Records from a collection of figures
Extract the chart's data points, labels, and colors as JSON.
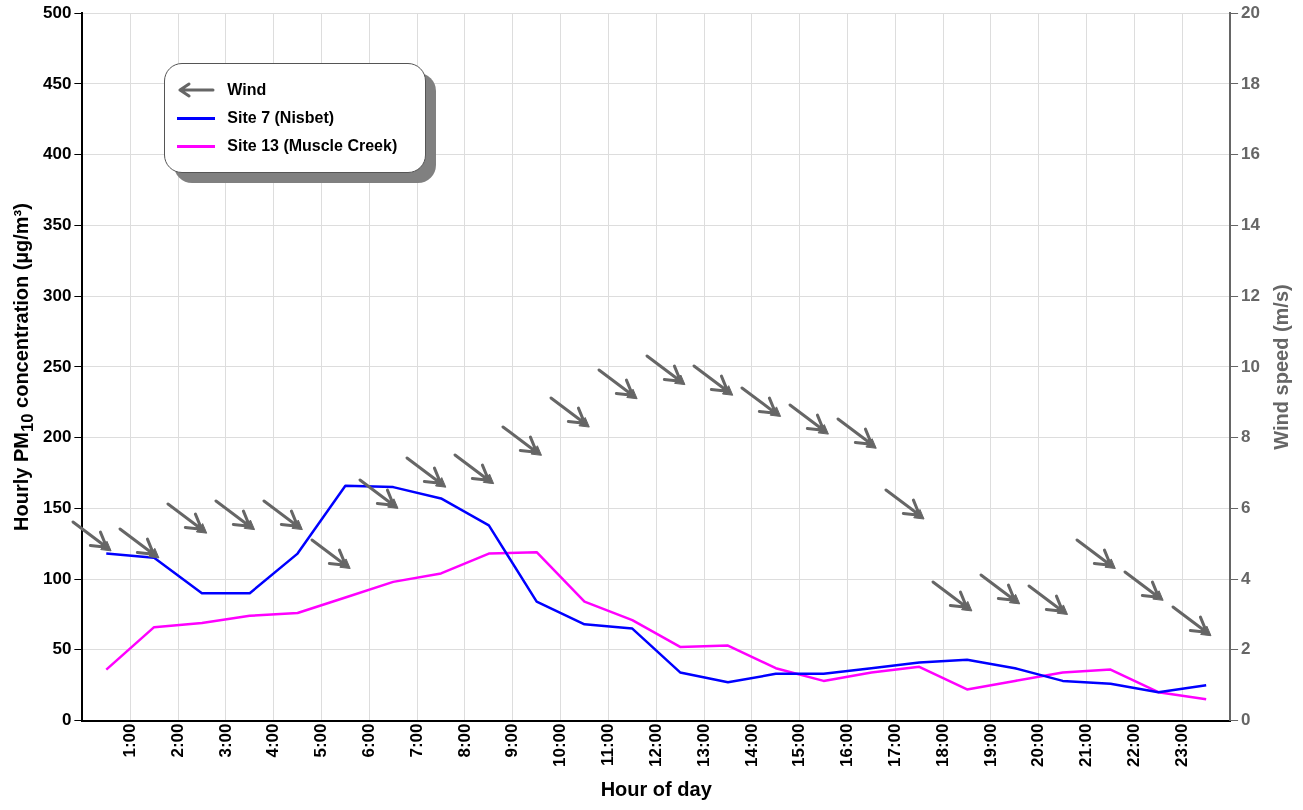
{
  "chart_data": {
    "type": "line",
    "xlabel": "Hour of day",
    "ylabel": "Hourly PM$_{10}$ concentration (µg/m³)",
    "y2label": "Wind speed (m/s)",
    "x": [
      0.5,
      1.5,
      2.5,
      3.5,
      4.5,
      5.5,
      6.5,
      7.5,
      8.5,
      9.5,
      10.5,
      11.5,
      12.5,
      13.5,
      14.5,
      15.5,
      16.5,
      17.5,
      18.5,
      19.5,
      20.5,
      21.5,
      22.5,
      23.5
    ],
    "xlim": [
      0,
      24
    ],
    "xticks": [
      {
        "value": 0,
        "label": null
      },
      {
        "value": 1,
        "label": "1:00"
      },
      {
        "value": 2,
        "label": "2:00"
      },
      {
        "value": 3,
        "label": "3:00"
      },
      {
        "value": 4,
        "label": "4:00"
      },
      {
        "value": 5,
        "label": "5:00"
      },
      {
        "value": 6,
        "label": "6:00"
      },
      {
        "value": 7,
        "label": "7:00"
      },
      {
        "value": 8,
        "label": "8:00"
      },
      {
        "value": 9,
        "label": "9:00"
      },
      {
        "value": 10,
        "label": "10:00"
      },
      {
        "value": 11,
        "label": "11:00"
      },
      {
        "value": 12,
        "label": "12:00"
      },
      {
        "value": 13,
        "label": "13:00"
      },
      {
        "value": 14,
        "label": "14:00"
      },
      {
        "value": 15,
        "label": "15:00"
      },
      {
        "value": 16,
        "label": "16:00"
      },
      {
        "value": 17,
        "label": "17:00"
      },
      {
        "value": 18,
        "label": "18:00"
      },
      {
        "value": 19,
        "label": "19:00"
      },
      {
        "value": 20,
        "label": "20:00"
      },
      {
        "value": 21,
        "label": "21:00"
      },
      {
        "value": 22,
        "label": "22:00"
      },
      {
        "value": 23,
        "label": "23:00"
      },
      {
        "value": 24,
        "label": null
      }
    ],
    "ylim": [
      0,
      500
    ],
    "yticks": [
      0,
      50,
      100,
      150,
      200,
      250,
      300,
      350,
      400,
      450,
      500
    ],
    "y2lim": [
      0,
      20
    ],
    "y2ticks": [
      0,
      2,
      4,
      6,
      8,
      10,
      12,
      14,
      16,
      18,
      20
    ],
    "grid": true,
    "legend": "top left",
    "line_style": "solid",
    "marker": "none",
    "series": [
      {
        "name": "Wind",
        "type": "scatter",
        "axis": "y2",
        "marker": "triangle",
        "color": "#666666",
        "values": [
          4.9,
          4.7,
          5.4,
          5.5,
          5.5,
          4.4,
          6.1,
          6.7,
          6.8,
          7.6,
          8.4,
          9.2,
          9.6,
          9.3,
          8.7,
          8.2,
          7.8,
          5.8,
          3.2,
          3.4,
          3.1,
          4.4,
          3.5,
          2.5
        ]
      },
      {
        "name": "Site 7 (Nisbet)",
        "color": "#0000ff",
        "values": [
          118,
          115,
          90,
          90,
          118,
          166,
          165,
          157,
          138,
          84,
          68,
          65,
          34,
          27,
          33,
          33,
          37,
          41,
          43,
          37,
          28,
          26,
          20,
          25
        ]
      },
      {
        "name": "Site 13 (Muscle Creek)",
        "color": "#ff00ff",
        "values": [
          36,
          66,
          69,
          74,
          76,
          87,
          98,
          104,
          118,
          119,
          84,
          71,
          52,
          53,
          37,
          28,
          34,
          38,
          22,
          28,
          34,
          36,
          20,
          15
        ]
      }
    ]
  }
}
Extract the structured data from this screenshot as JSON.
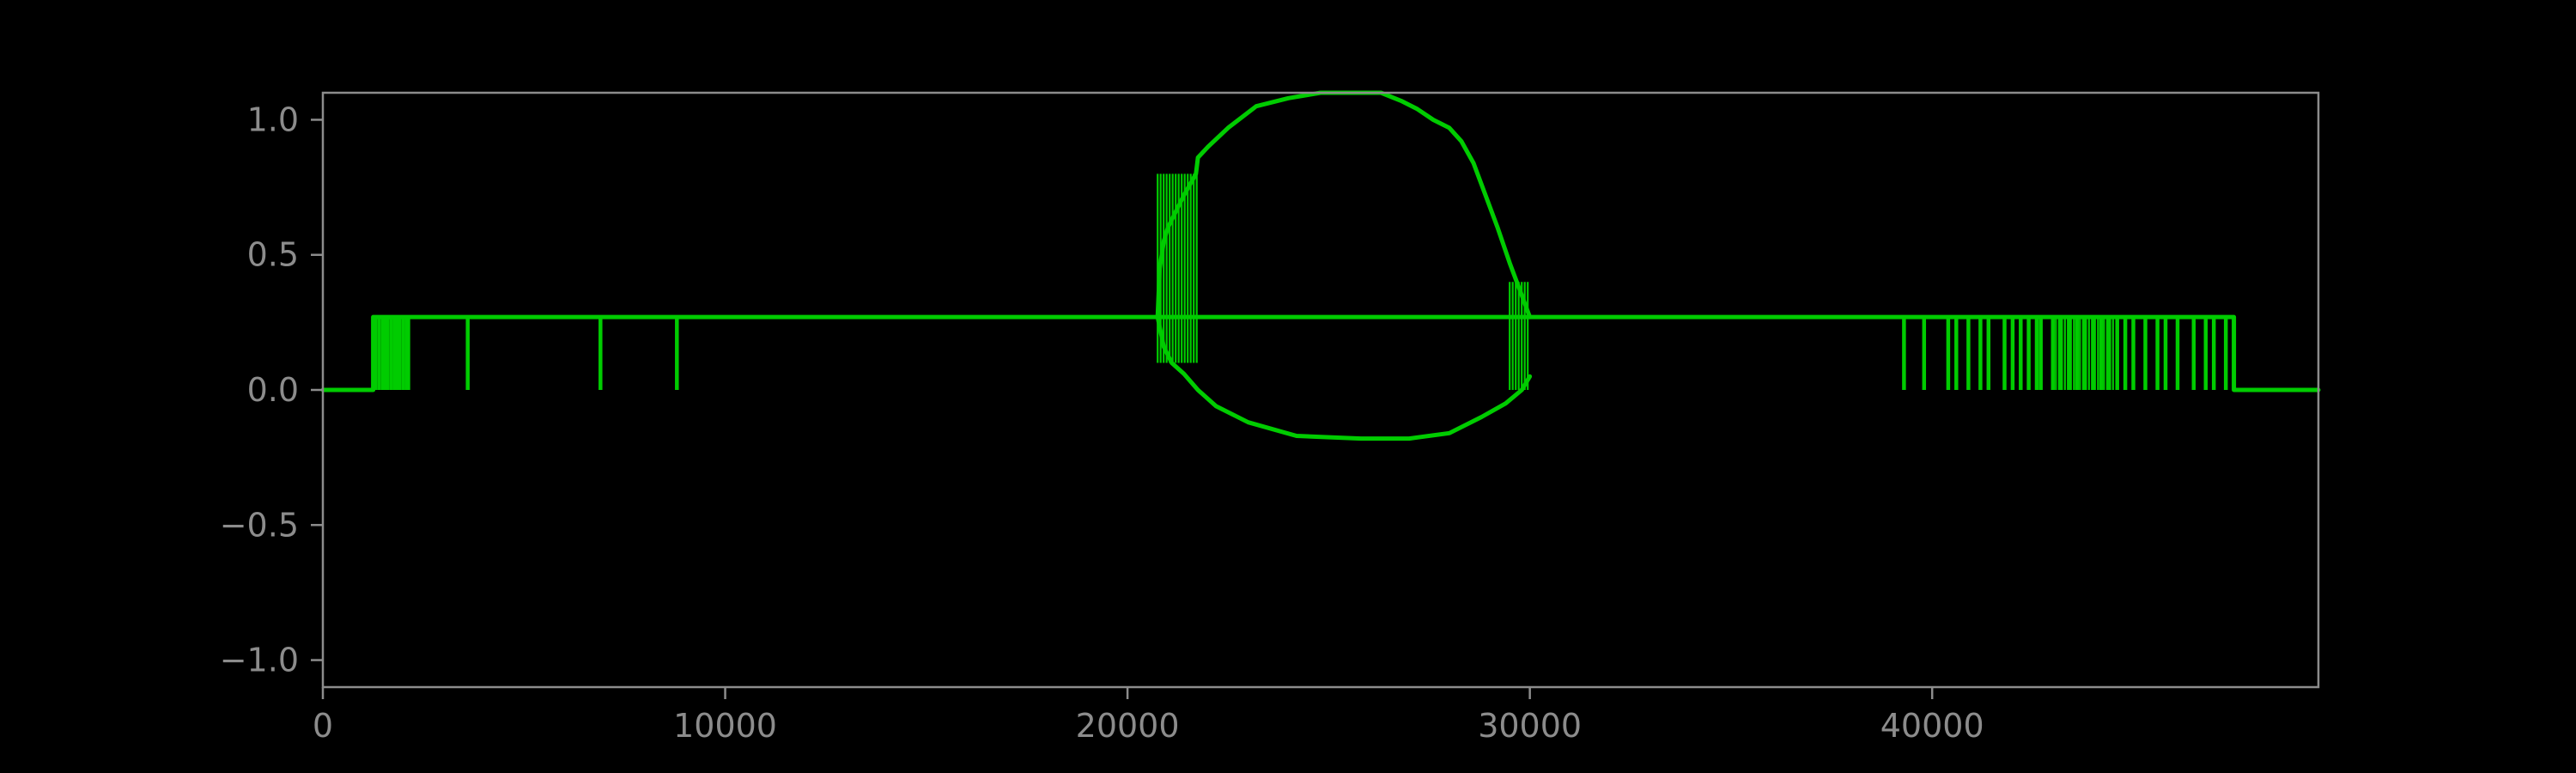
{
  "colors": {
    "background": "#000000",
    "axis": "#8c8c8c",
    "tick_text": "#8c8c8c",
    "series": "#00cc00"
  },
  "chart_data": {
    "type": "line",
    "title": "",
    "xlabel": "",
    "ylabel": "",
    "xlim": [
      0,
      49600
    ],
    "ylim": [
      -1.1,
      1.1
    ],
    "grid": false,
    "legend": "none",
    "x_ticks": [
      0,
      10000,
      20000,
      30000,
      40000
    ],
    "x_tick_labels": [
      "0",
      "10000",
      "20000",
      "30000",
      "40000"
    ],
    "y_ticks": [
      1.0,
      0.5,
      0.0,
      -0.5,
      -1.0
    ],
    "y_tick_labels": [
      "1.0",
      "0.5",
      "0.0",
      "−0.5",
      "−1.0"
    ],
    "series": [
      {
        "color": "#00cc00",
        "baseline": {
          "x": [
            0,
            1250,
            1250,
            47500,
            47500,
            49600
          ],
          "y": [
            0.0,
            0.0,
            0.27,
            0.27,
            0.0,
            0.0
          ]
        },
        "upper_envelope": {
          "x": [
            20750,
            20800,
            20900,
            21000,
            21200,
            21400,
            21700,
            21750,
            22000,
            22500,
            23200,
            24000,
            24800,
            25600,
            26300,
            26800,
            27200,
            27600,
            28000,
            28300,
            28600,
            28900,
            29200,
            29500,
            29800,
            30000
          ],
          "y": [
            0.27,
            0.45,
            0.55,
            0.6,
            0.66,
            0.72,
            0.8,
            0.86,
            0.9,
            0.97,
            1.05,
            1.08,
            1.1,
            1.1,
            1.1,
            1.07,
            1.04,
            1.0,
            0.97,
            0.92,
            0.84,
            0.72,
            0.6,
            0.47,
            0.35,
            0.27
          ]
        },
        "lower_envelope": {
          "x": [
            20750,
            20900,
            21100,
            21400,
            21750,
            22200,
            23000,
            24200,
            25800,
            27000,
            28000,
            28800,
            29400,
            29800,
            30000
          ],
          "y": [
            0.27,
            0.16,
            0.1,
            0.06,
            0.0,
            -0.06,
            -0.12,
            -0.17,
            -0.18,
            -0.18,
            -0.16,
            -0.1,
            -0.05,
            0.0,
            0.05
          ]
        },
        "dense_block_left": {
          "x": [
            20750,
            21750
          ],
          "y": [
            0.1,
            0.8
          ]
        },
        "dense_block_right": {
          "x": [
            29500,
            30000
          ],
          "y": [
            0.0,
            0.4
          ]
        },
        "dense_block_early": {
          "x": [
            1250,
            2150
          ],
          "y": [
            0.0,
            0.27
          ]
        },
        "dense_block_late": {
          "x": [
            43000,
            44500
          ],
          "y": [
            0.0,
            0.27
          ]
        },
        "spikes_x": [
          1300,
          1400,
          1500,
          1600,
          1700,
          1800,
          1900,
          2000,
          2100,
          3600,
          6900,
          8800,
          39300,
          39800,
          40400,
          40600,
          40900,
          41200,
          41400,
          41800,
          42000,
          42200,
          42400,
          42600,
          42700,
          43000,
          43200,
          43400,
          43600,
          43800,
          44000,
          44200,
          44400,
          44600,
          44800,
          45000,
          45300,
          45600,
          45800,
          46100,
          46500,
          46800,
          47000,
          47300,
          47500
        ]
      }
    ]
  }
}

...

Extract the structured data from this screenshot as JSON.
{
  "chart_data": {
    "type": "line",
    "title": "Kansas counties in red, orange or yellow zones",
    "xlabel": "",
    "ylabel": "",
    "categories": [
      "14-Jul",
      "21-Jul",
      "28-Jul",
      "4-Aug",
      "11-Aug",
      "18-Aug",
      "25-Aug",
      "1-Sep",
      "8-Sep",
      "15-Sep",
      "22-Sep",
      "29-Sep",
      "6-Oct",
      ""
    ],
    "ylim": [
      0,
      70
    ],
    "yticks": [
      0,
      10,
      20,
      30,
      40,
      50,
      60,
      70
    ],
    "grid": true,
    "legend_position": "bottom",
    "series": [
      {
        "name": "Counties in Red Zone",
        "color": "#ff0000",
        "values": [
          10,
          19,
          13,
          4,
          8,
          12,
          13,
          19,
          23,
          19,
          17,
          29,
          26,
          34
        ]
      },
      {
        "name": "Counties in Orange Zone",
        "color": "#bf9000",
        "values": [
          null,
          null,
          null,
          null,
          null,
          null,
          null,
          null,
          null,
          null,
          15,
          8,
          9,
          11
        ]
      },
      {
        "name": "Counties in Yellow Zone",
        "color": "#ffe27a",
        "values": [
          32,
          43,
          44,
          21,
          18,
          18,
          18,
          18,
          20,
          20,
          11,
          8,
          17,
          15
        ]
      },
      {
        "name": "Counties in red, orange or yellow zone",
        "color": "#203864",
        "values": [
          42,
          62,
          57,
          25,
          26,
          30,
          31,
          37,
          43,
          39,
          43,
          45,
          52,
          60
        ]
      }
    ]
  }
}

▶ [Aim of the exercise] For the entries above, state how many lines contain the word "colors". Provide the number by itself.

▶ [Problem solution] 2